Exercise prompt = Single out the lines of the material that contain "terre" and copy them.

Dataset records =
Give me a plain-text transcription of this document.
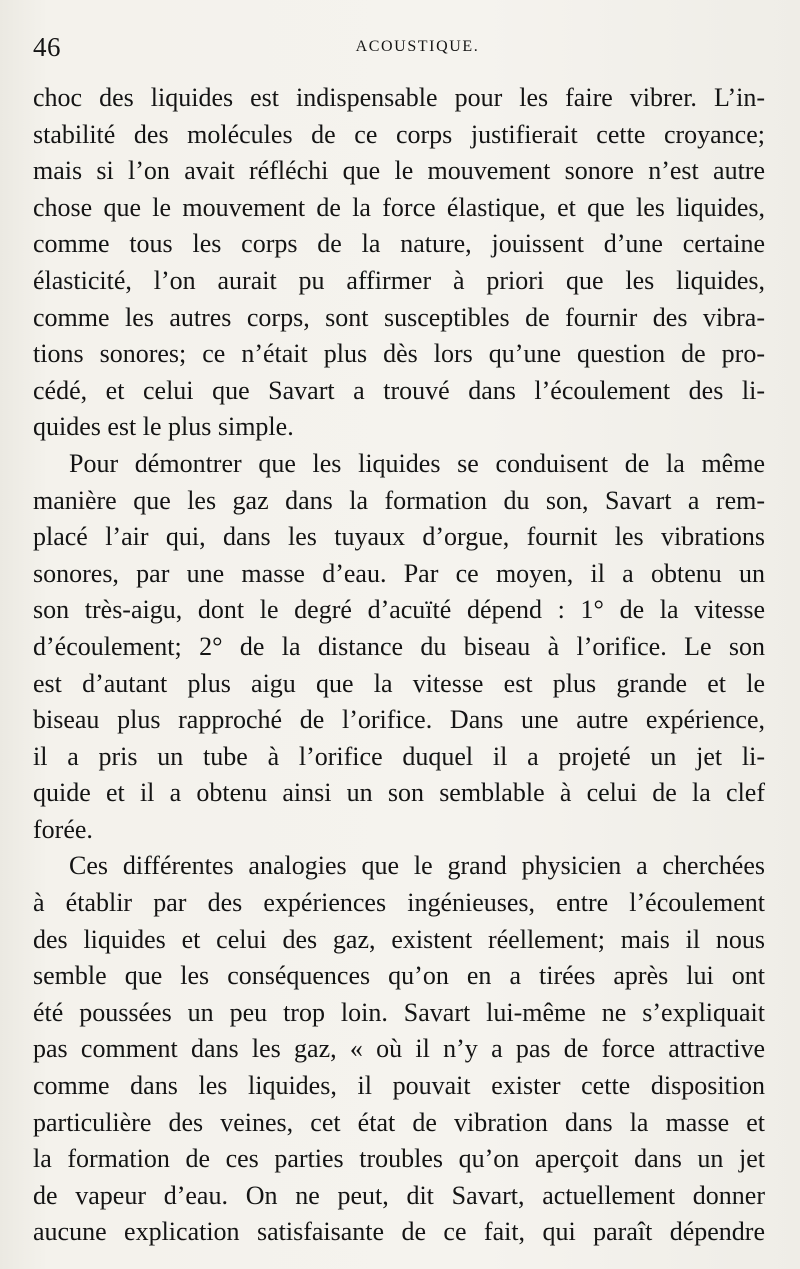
46	ACOUSTIQUE.
choc des liquides est indispensable pour les faire vibrer. L’in-
stabilité des molécules de ce corps justifierait cette croyance;
mais si l’on avait réfléchi que le mouvement sonore n’est autre
chose que le mouvement de la force élastique, et que les liquides,
comme tous les corps de la nature, jouissent d’une certaine
élasticité, l’on aurait pu affirmer à priori que les liquides,
comme les autres corps, sont susceptibles de fournir des vibra-
tions sonores; ce n’était plus dès lors qu’une question de pro-
cédé, et celui que Savart a trouvé dans l’écoulement des li-
quides est le plus simple.
Pour démontrer que les liquides se conduisent de la même
manière que les gaz dans la formation du son, Savart a rem-
placé l’air qui, dans les tuyaux d’orgue, fournit les vibrations
sonores, par une masse d’eau. Par ce moyen, il a obtenu un
son très-aigu, dont le degré d’acuïté dépend : 1° de la vitesse
d’écoulement; 2° de la distance du biseau à l’orifice. Le son
est d’autant plus aigu que la vitesse est plus grande et le
biseau plus rapproché de l’orifice. Dans une autre expérience,
il a pris un tube à l’orifice duquel il a projeté un jet li-
quide et il a obtenu ainsi un son semblable à celui de la clef
forée.
Ces différentes analogies que le grand physicien a cherchées
à établir par des expériences ingénieuses, entre l’écoulement
des liquides et celui des gaz, existent réellement; mais il nous
semble que les conséquences qu’on en a tirées après lui ont
été poussées un peu trop loin. Savart lui-même ne s’expliquait
pas comment dans les gaz, « où il n’y a pas de force attractive
comme dans les liquides, il pouvait exister cette disposition
particulière des veines, cet état de vibration dans la masse et
la formation de ces parties troubles qu’on aperçoit dans un jet
de vapeur d’eau. On ne peut, dit Savart, actuellement donner
aucune explication satisfaisante de ce fait, qui paraît dépendre
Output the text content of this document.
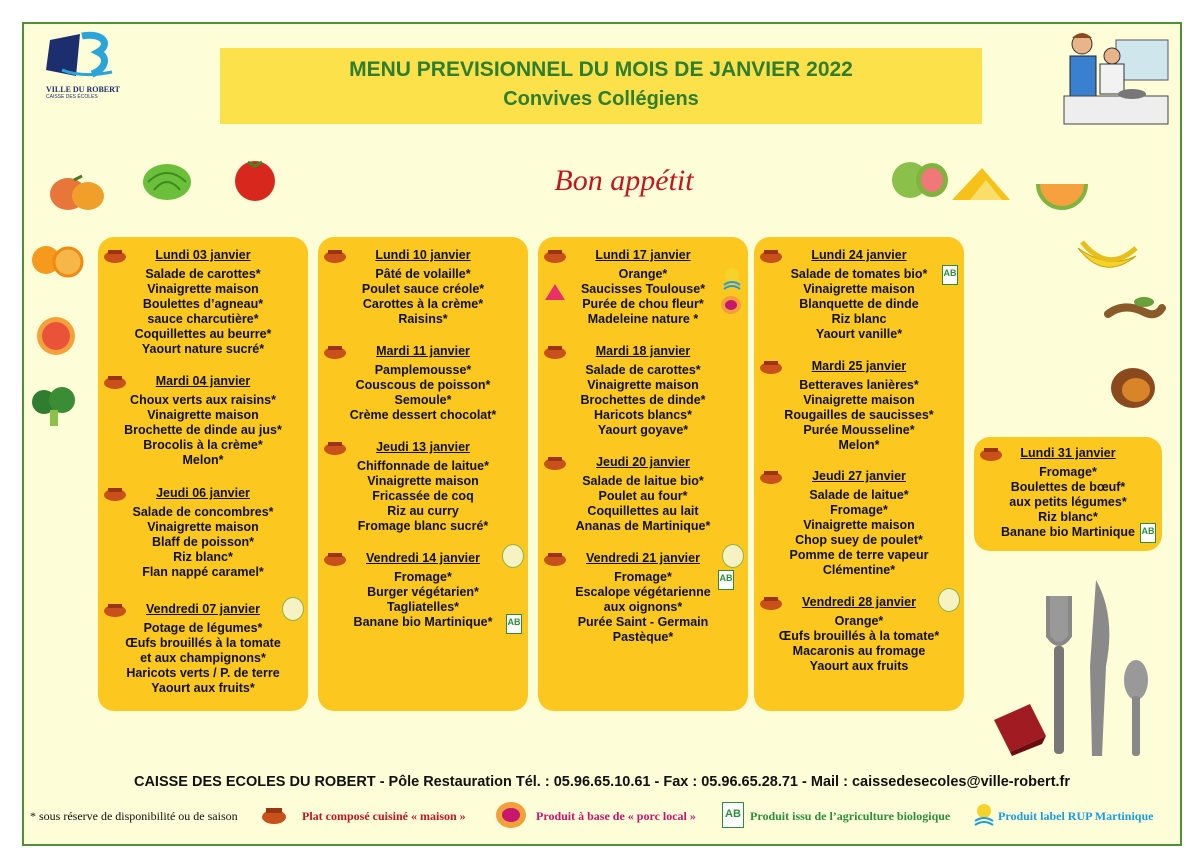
VILLE DU ROBERT
CAISSE DES ÉCOLES
MENU PREVISIONNEL DU MOIS DE JANVIER 2022
Convives Collégiens
Bon appétit
Lundi 03 janvier
Salade de carottes*
Vinaigrette maison
Boulettes d’agneau*
sauce charcutière*
Coquillettes au beurre*
Yaourt nature sucré*
Mardi 04 janvier
Choux verts aux raisins*
Vinaigrette maison
Brochette de dinde au jus*
Brocolis à la crème*
Melon*
Jeudi 06 janvier
Salade de concombres*
Vinaigrette maison
Blaff de poisson*
Riz blanc*
Flan nappé caramel*
Vendredi 07 janvier
Potage de légumes*
Œufs brouillés à la tomate
et aux champignons*
Haricots verts / P. de terre
Yaourt aux fruits*
Lundi 10 janvier
Pâté de volaille*
Poulet sauce créole*
Carottes à la crème*
Raisins*
Mardi 11 janvier
Pamplemousse*
Couscous de poisson*
Semoule*
Crème dessert chocolat*
Jeudi 13 janvier
Chiffonnade de laitue*
Vinaigrette maison
Fricassée de coq
Riz au curry
Fromage blanc sucré*
Vendredi 14 janvier
Fromage*
Burger végétarien*
Tagliatelles*
Banane bio Martinique*	AB
Lundi 17 janvier
Orange*
Saucisses Toulouse*
Purée de chou fleur*
Madeleine nature *
Mardi 18 janvier
Salade de carottes*
Vinaigrette maison
Brochettes de dinde*
Haricots blancs*
Yaourt goyave*
Jeudi 20 janvier
Salade de laitue bio*
Poulet au four*
Coquillettes au lait
Ananas de Martinique*
AB
Vendredi 21 janvier
Fromage*
Escalope végétarienne
aux oignons*
Purée Saint - Germain
Pastèque*
AB
Lundi 24 janvier
Salade de tomates bio*
Vinaigrette maison
Blanquette de dinde
Riz blanc
Yaourt vanille*
Mardi 25 janvier
Betteraves lanières*
Vinaigrette maison
Rougailles de saucisses*
Purée Mousseline*
Melon*
Jeudi 27 janvier
Salade de laitue*
Fromage*
Vinaigrette maison
Chop suey de poulet*
Pomme de terre vapeur
Clémentine*
Vendredi 28 janvier
Orange*
Œufs brouillés à la tomate*
Macaronis au fromage
Yaourt aux fruits
AB
Lundi 31 janvier
Fromage*
Boulettes de bœuf*
aux petits légumes*
Riz blanc*
Banane bio Martinique
CAISSE DES ECOLES DU ROBERT - Pôle Restauration Tél. : 05.96.65.10.61 - Fax : 05.96.65.28.71 - Mail : caissedesecoles@ville-robert.fr
* sous réserve de disponibilité ou de saison	Plat composé cuisiné « maison »	Produit à base de « porc local »	AB Produit issu de l’agriculture biologique	Produit label RUP Martinique
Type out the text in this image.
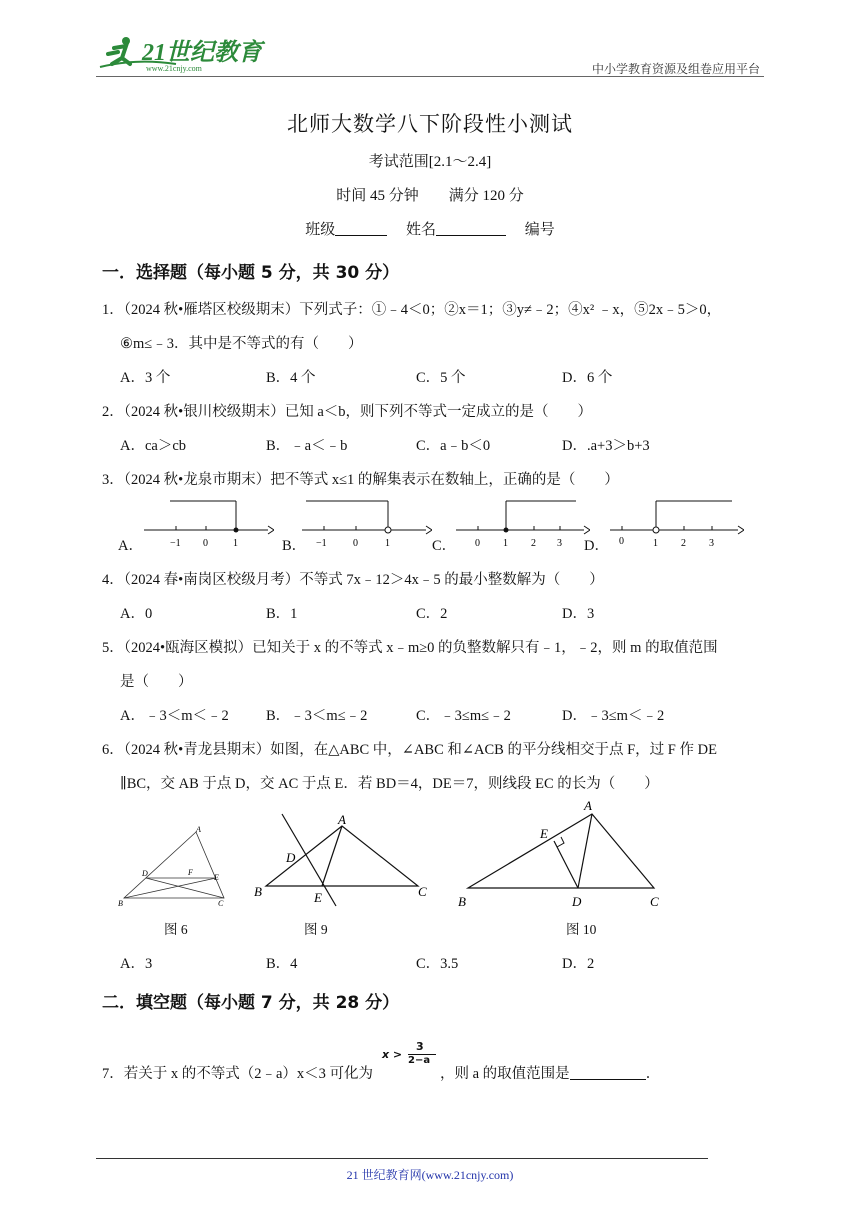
21世纪教育
www.21cnjy.com	中小学教育资源及组卷应用平台
北师大数学八下阶段性小测试
考试范围[2.1～2.4]
时间 45 分钟　　满分 120 分
班级	姓名	编号
一．选择题（每小题 5 分，共 30 分）
1．（2024 秋•雁塔区校级期末）下列式子：①﹣4＜0；②x＝1；③y≠﹣2；④x² ﹣x，⑤2x﹣5＞0，
⑥m≤﹣3．其中是不等式的有（　　）
A．3 个	B．4 个	C．5 个	D．6 个
2．（2024 秋•银川校级期末）已知 a＜b，则下列不等式一定成立的是（　　）
A．ca＞cb	B．﹣a＜﹣b	C．a﹣b＜0	D．.a+3＞b+3
3．（2024 秋•龙泉市期末）把不等式 x≤1 的解集表示在数轴上，正确的是（　　）
A．	B．	C．	D．
−1 0	1	−1	0	1	0 1 2 3	0	1 2 3
4．（2024 春•南岗区校级月考）不等式 7x﹣12＞4x﹣5 的最小整数解为（　　）
A．0	B．1	C．2	D．3
5．（2024•瓯海区模拟）已知关于 x 的不等式 x﹣m≥0 的负整数解只有﹣1，﹣2，则 m 的取值范围
是（　　）
A．﹣3＜m＜﹣2	B．﹣3＜m≤﹣2	C．﹣3≤m≤﹣2	D．﹣3≤m＜﹣2
6．（2024 秋•青龙县期末）如图，在△ABC 中，∠ABC 和∠ACB 的平分线相交于点 F，过 F 作 DE
∥BC，交 AB 于点 D，交 AC 于点 E．若 BD＝4，DE＝7，则线段 EC 的长为（　　）
A
D	F
E
B	C
图 6
A
D
B	E	C
图 9
A
E
B	D	C
图 10
A．3	B．4	C．3.5	D．2
二．填空题（每小题 7 分，共 28 分）
7．若关于 x 的不等式（2﹣a）x＜3 可化为
x >
3
2−a
，则 a 的取值范围是	．
21 世纪教育网(www.21cnjy.com)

Response =
Haricots verts / P. de terre
Pomme de terre vapeur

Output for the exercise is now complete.